Data records
(begin)

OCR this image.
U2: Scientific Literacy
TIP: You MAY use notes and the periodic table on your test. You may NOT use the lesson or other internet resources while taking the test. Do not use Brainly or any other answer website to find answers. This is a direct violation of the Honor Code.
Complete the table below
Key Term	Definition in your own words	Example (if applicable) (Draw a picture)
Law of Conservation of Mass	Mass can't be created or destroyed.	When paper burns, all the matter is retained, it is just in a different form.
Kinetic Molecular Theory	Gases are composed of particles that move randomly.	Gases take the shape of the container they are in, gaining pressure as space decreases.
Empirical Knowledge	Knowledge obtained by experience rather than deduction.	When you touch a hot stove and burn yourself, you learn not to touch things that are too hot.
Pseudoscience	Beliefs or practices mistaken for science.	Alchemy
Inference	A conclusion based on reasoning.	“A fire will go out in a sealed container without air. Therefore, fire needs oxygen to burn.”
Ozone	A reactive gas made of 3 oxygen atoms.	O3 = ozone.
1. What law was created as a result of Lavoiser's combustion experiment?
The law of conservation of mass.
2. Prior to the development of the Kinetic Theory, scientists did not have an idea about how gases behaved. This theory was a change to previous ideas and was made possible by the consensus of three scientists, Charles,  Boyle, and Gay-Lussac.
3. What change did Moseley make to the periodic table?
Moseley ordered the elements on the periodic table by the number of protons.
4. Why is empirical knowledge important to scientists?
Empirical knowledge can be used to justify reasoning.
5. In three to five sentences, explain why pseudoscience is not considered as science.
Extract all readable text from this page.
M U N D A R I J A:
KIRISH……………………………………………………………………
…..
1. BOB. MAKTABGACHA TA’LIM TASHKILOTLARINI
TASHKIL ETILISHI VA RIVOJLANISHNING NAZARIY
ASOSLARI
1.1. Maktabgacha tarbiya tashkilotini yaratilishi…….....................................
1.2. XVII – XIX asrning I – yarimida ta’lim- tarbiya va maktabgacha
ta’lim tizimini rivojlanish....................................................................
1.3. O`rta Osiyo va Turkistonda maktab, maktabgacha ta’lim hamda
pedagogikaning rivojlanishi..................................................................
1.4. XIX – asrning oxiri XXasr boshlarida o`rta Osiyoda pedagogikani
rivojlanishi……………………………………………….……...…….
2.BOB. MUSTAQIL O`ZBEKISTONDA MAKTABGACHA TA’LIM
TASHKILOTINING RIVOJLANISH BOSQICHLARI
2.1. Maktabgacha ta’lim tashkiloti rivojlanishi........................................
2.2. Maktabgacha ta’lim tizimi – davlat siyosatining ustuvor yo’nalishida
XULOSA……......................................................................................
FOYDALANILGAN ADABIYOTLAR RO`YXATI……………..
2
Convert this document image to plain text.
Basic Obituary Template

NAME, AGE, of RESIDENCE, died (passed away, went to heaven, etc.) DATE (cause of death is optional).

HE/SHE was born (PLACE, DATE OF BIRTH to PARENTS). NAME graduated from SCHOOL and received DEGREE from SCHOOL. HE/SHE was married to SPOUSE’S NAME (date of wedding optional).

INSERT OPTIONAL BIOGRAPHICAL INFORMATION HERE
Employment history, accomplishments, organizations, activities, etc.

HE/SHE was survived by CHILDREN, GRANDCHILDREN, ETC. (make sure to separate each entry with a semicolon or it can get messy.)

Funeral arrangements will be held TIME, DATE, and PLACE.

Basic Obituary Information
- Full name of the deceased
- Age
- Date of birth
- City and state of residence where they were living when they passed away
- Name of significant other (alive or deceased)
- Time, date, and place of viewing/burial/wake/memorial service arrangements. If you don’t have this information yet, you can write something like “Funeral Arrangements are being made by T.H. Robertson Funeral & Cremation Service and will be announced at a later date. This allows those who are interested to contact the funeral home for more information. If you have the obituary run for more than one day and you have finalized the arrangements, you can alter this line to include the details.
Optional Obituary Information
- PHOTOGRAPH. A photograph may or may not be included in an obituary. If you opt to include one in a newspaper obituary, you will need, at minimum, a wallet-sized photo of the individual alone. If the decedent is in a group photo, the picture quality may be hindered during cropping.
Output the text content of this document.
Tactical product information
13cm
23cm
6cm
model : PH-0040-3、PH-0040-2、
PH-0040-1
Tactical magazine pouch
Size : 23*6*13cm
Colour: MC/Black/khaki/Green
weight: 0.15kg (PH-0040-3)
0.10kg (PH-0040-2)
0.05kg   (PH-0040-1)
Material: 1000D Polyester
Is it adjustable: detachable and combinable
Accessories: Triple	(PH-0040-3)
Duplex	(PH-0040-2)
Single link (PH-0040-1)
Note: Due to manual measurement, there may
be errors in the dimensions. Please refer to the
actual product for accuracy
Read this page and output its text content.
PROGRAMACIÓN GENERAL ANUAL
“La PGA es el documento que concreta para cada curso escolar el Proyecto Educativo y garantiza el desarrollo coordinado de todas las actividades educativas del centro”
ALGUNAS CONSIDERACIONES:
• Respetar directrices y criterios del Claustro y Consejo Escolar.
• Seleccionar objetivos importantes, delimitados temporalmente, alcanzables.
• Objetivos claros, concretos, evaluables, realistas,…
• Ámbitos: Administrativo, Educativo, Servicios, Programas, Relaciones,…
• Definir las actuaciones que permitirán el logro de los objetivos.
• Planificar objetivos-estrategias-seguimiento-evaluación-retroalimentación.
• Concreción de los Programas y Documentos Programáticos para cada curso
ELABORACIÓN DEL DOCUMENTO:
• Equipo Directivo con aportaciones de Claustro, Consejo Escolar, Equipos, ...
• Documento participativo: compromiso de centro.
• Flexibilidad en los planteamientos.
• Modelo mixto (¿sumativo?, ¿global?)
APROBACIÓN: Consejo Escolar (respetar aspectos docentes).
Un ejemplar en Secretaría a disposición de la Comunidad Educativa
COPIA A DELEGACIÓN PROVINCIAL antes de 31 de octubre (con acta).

(end)

#### WORK TO COMPLETE
Write the complete data out, exactly as above.

#### OUTPUT BELOW
OCR this image.
U2: Scientific Literacy
TIP: You MAY use notes and the periodic table on your test. You may NOT use the lesson or other internet resources while taking the test. Do not use Brainly or any other answer website to find answers. This is a direct violation of the Honor Code.
Complete the table below
Key Term	Definition in your own words	Example (if applicable) (Draw a picture)
Law of Conservation of Mass	Mass can't be created or destroyed.	When paper burns, all the matter is retained, it is just in a different form.
Kinetic Molecular Theory	Gases are composed of particles that move randomly.	Gases take the shape of the container they are in, gaining pressure as space decreases.
Empirical Knowledge	Knowledge obtained by experience rather than deduction.	When you touch a hot stove and burn yourself, you learn not to touch things that are too hot.
Pseudoscience	Beliefs or practices mistaken for science.	Alchemy
Inference	A conclusion based on reasoning.	“A fire will go out in a sealed container without air. Therefore, fire needs oxygen to burn.”
Ozone	A reactive gas made of 3 oxygen atoms.	O3 = ozone.
1. What law was created as a result of Lavoiser's combustion experiment?
The law of conservation of mass.
2. Prior to the development of the Kinetic Theory, scientists did not have an idea about how gases behaved. This theory was a change to previous ideas and was made possible by the consensus of three scientists, Charles,  Boyle, and Gay-Lussac.
3. What change did Moseley make to the periodic table?
Moseley ordered the elements on the periodic table by the number of protons.
4. Why is empirical knowledge important to scientists?
Empirical knowledge can be used to justify reasoning.
5. In three to five sentences, explain why pseudoscience is not considered as science.
Extract all readable text from this page.
M U N D A R I J A:
KIRISH……………………………………………………………………
…..
1. BOB. MAKTABGACHA TA’LIM TASHKILOTLARINI
TASHKIL ETILISHI VA RIVOJLANISHNING NAZARIY
ASOSLARI
1.1. Maktabgacha tarbiya tashkilotini yaratilishi…….....................................
1.2. XVII – XIX asrning I – yarimida ta’lim- tarbiya va maktabgacha
ta’lim tizimini rivojlanish....................................................................
1.3. O`rta Osiyo va Turkistonda maktab, maktabgacha ta’lim hamda
pedagogikaning rivojlanishi..................................................................
1.4. XIX – asrning oxiri XXasr boshlarida o`rta Osiyoda pedagogikani
rivojlanishi……………………………………………….……...…….
2.BOB. MUSTAQIL O`ZBEKISTONDA MAKTABGACHA TA’LIM
TASHKILOTINING RIVOJLANISH BOSQICHLARI
2.1. Maktabgacha ta’lim tashkiloti rivojlanishi........................................
2.2. Maktabgacha ta’lim tizimi – davlat siyosatining ustuvor yo’nalishida
XULOSA……......................................................................................
FOYDALANILGAN ADABIYOTLAR RO`YXATI……………..
2
Convert this document image to plain text.
Basic Obituary Template

NAME, AGE, of RESIDENCE, died (passed away, went to heaven, etc.) DATE (cause of death is optional).

HE/SHE was born (PLACE, DATE OF BIRTH to PARENTS). NAME graduated from SCHOOL and received DEGREE from SCHOOL. HE/SHE was married to SPOUSE’S NAME (date of wedding optional).

INSERT OPTIONAL BIOGRAPHICAL INFORMATION HERE
Employment history, accomplishments, organizations, activities, etc.

HE/SHE was survived by CHILDREN, GRANDCHILDREN, ETC. (make sure to separate each entry with a semicolon or it can get messy.)

Funeral arrangements will be held TIME, DATE, and PLACE.

Basic Obituary Information
- Full name of the deceased
- Age
- Date of birth
- City and state of residence where they were living when they passed away
- Name of significant other (alive or deceased)
- Time, date, and place of viewing/burial/wake/memorial service arrangements. If you don’t have this information yet, you can write something like “Funeral Arrangements are being made by T.H. Robertson Funeral & Cremation Service and will be announced at a later date. This allows those who are interested to contact the funeral home for more information. If you have the obituary run for more than one day and you have finalized the arrangements, you can alter this line to include the details.
Optional Obituary Information
- PHOTOGRAPH. A photograph may or may not be included in an obituary. If you opt to include one in a newspaper obituary, you will need, at minimum, a wallet-sized photo of the individual alone. If the decedent is in a group photo, the picture quality may be hindered during cropping.
Output the text content of this document.
Tactical product information
13cm
23cm
6cm
model : PH-0040-3、PH-0040-2、
PH-0040-1
Tactical magazine pouch
Size : 23*6*13cm
Colour: MC/Black/khaki/Green
weight: 0.15kg (PH-0040-3)
0.10kg (PH-0040-2)
0.05kg   (PH-0040-1)
Material: 1000D Polyester
Is it adjustable: detachable and combinable
Accessories: Triple	(PH-0040-3)
Duplex	(PH-0040-2)
Single link (PH-0040-1)
Note: Due to manual measurement, there may
be errors in the dimensions. Please refer to the
actual product for accuracy
Read this page and output its text content.
PROGRAMACIÓN GENERAL ANUAL
“La PGA es el documento que concreta para cada curso escolar el Proyecto Educativo y garantiza el desarrollo coordinado de todas las actividades educativas del centro”
ALGUNAS CONSIDERACIONES:
• Respetar directrices y criterios del Claustro y Consejo Escolar.
• Seleccionar objetivos importantes, delimitados temporalmente, alcanzables.
• Objetivos claros, concretos, evaluables, realistas,…
• Ámbitos: Administrativo, Educativo, Servicios, Programas, Relaciones,…
• Definir las actuaciones que permitirán el logro de los objetivos.
• Planificar objetivos-estrategias-seguimiento-evaluación-retroalimentación.
• Concreción de los Programas y Documentos Programáticos para cada curso
ELABORACIÓN DEL DOCUMENTO:
• Equipo Directivo con aportaciones de Claustro, Consejo Escolar, Equipos, ...
• Documento participativo: compromiso de centro.
• Flexibilidad en los planteamientos.
• Modelo mixto (¿sumativo?, ¿global?)
APROBACIÓN: Consejo Escolar (respetar aspectos docentes).
Un ejemplar en Secretaría a disposición de la Comunidad Educativa
COPIA A DELEGACIÓN PROVINCIAL antes de 31 de octubre (con acta).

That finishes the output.